DO THIS: Find all lines in the records that include the word "JSON", and copy them out.

Dataset listings of figures
* begin *

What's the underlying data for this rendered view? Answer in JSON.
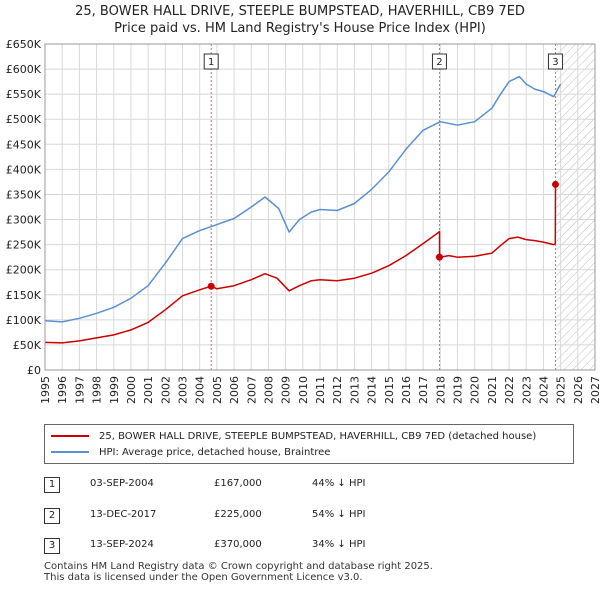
{
  "header": {
    "title_line1": "25, BOWER HALL DRIVE, STEEPLE BUMPSTEAD, HAVERHILL, CB9 7ED",
    "title_line2": "Price paid vs. HM Land Registry's House Price Index (HPI)"
  },
  "chart_data": {
    "type": "line",
    "title": "25, BOWER HALL DRIVE, STEEPLE BUMPSTEAD, HAVERHILL, CB9 7ED — Price paid vs. HM Land Registry's House Price Index (HPI)",
    "xlim": [
      1995,
      2027
    ],
    "ylim": [
      0,
      650000
    ],
    "x_ticks": [
      1995,
      1996,
      1997,
      1998,
      1999,
      2000,
      2001,
      2002,
      2003,
      2004,
      2005,
      2006,
      2007,
      2008,
      2009,
      2010,
      2011,
      2012,
      2013,
      2014,
      2015,
      2016,
      2017,
      2018,
      2019,
      2020,
      2021,
      2022,
      2023,
      2024,
      2025,
      2026,
      2027
    ],
    "y_ticks": [
      {
        "value": 0,
        "label": "£0"
      },
      {
        "value": 50000,
        "label": "£50K"
      },
      {
        "value": 100000,
        "label": "£100K"
      },
      {
        "value": 150000,
        "label": "£150K"
      },
      {
        "value": 200000,
        "label": "£200K"
      },
      {
        "value": 250000,
        "label": "£250K"
      },
      {
        "value": 300000,
        "label": "£300K"
      },
      {
        "value": 350000,
        "label": "£350K"
      },
      {
        "value": 400000,
        "label": "£400K"
      },
      {
        "value": 450000,
        "label": "£450K"
      },
      {
        "value": 500000,
        "label": "£500K"
      },
      {
        "value": 550000,
        "label": "£550K"
      },
      {
        "value": 600000,
        "label": "£600K"
      },
      {
        "value": 650000,
        "label": "£650K"
      }
    ],
    "grid": true,
    "forecast_start": 2024.75,
    "series": [
      {
        "name": "25, BOWER HALL DRIVE, STEEPLE BUMPSTEAD, HAVERHILL, CB9 7ED (detached house)",
        "color": "#cc0000",
        "points": [
          [
            1995,
            55000
          ],
          [
            1996,
            54000
          ],
          [
            1997,
            58000
          ],
          [
            1998,
            64000
          ],
          [
            1999,
            70000
          ],
          [
            2000,
            80000
          ],
          [
            2001,
            95000
          ],
          [
            2002,
            120000
          ],
          [
            2003,
            148000
          ],
          [
            2004,
            160000
          ],
          [
            2004.67,
            167000
          ],
          [
            2005,
            162000
          ],
          [
            2006,
            168000
          ],
          [
            2007,
            180000
          ],
          [
            2007.8,
            192000
          ],
          [
            2008.5,
            183000
          ],
          [
            2009.2,
            158000
          ],
          [
            2009.8,
            168000
          ],
          [
            2010.5,
            178000
          ],
          [
            2011,
            180000
          ],
          [
            2012,
            178000
          ],
          [
            2013,
            183000
          ],
          [
            2014,
            193000
          ],
          [
            2015,
            208000
          ],
          [
            2016,
            228000
          ],
          [
            2017,
            252000
          ],
          [
            2017.8,
            272000
          ],
          [
            2017.95,
            276000
          ],
          [
            2017.96,
            225000
          ],
          [
            2018.5,
            228000
          ],
          [
            2019,
            225000
          ],
          [
            2020,
            227000
          ],
          [
            2021,
            233000
          ],
          [
            2021.5,
            248000
          ],
          [
            2022,
            262000
          ],
          [
            2022.5,
            265000
          ],
          [
            2023,
            260000
          ],
          [
            2023.5,
            258000
          ],
          [
            2024,
            255000
          ],
          [
            2024.6,
            250000
          ],
          [
            2024.69,
            252000
          ],
          [
            2024.7,
            370000
          ]
        ]
      },
      {
        "name": "HPI: Average price, detached house, Braintree",
        "color": "#5b8fd4",
        "points": [
          [
            1995,
            98000
          ],
          [
            1996,
            96000
          ],
          [
            1997,
            103000
          ],
          [
            1998,
            113000
          ],
          [
            1999,
            125000
          ],
          [
            2000,
            143000
          ],
          [
            2001,
            168000
          ],
          [
            2002,
            213000
          ],
          [
            2003,
            262000
          ],
          [
            2004,
            278000
          ],
          [
            2005,
            290000
          ],
          [
            2006,
            302000
          ],
          [
            2007,
            325000
          ],
          [
            2007.8,
            345000
          ],
          [
            2008.6,
            322000
          ],
          [
            2009.2,
            275000
          ],
          [
            2009.8,
            300000
          ],
          [
            2010.5,
            315000
          ],
          [
            2011,
            320000
          ],
          [
            2012,
            318000
          ],
          [
            2013,
            332000
          ],
          [
            2014,
            360000
          ],
          [
            2015,
            395000
          ],
          [
            2016,
            440000
          ],
          [
            2017,
            478000
          ],
          [
            2018,
            495000
          ],
          [
            2019,
            488000
          ],
          [
            2020,
            495000
          ],
          [
            2021,
            522000
          ],
          [
            2021.5,
            550000
          ],
          [
            2022,
            575000
          ],
          [
            2022.6,
            585000
          ],
          [
            2023,
            570000
          ],
          [
            2023.5,
            560000
          ],
          [
            2024,
            555000
          ],
          [
            2024.6,
            545000
          ],
          [
            2025,
            570000
          ]
        ]
      }
    ],
    "markers": [
      {
        "label": "1",
        "x": 2004.67,
        "y": 167000
      },
      {
        "label": "2",
        "x": 2017.95,
        "y": 225000
      },
      {
        "label": "3",
        "x": 2024.7,
        "y": 370000
      }
    ]
  },
  "legend": {
    "items": [
      {
        "label": "25, BOWER HALL DRIVE, STEEPLE BUMPSTEAD, HAVERHILL, CB9 7ED (detached house)",
        "color": "#cc0000"
      },
      {
        "label": "HPI: Average price, detached house, Braintree",
        "color": "#5b8fd4"
      }
    ]
  },
  "transactions": [
    {
      "num": "1",
      "date": "03-SEP-2004",
      "price": "£167,000",
      "hpi": "44% ↓ HPI"
    },
    {
      "num": "2",
      "date": "13-DEC-2017",
      "price": "£225,000",
      "hpi": "54% ↓ HPI"
    },
    {
      "num": "3",
      "date": "13-SEP-2024",
      "price": "£370,000",
      "hpi": "34% ↓ HPI"
    }
  ],
  "footer": {
    "line1": "Contains HM Land Registry data © Crown copyright and database right 2025.",
    "line2": "This data is licensed under the Open Government Licence v3.0."
  }
}
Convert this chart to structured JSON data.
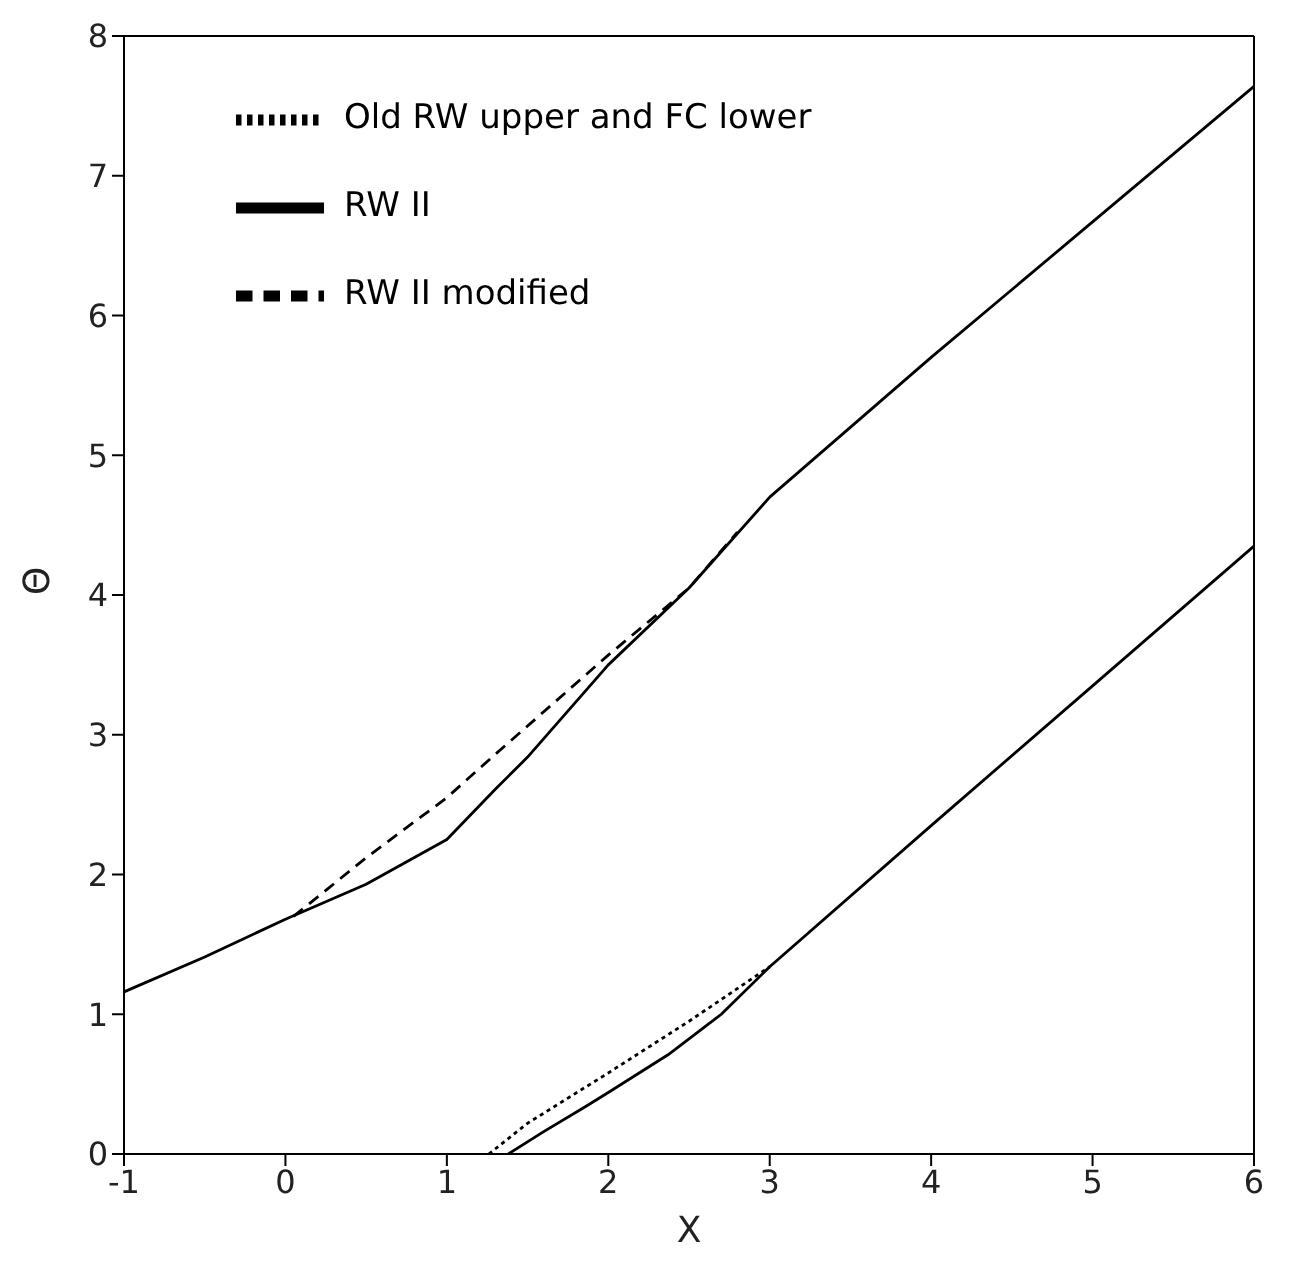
{
  "chart_data": {
    "type": "line",
    "xlabel": "X",
    "ylabel": "Θ",
    "xlim": [
      -1,
      6
    ],
    "ylim": [
      0,
      8
    ],
    "xticks": [
      -1,
      0,
      1,
      2,
      3,
      4,
      5,
      6
    ],
    "yticks": [
      0,
      1,
      2,
      3,
      4,
      5,
      6,
      7,
      8
    ],
    "legend": "top left",
    "grid": false,
    "marker": "none",
    "series": [
      {
        "name": "RW II",
        "color": "#000000",
        "line_style": "solid",
        "x": [
          -1,
          -0.5,
          0,
          0.5,
          1,
          1.3,
          1.5,
          2,
          2.5,
          3,
          4,
          5,
          6
        ],
        "values": [
          1.16,
          1.41,
          1.68,
          1.93,
          2.25,
          2.61,
          2.84,
          3.5,
          4.05,
          4.7,
          5.7,
          6.67,
          7.64
        ]
      },
      {
        "color": "#000000",
        "line_style": "solid",
        "x": [
          1.38,
          1.6,
          1.86,
          2,
          2.37,
          2.7,
          3,
          4,
          5,
          6
        ],
        "values": [
          0,
          0.16,
          0.34,
          0.44,
          0.71,
          1.0,
          1.34,
          2.35,
          3.35,
          4.35
        ]
      },
      {
        "name": "RW II modified",
        "color": "#000000",
        "line_style": "dashed",
        "x": [
          0.05,
          0.5,
          1,
          1.3,
          2,
          2.5,
          2.8
        ],
        "values": [
          1.7,
          2.12,
          2.55,
          2.86,
          3.57,
          4.05,
          4.45
        ]
      },
      {
        "name": "Old RW upper and FC lower",
        "color": "#000000",
        "line_style": "dotted",
        "x": [
          1.26,
          1.5,
          2,
          2.5,
          3
        ],
        "values": [
          0,
          0.22,
          0.58,
          0.95,
          1.34
        ]
      }
    ]
  }
}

* end *

OUTPUT OF THE TASK:
What's the underlying data for this rendered view? Answer in JSON.
Convert this chart to structured JSON data.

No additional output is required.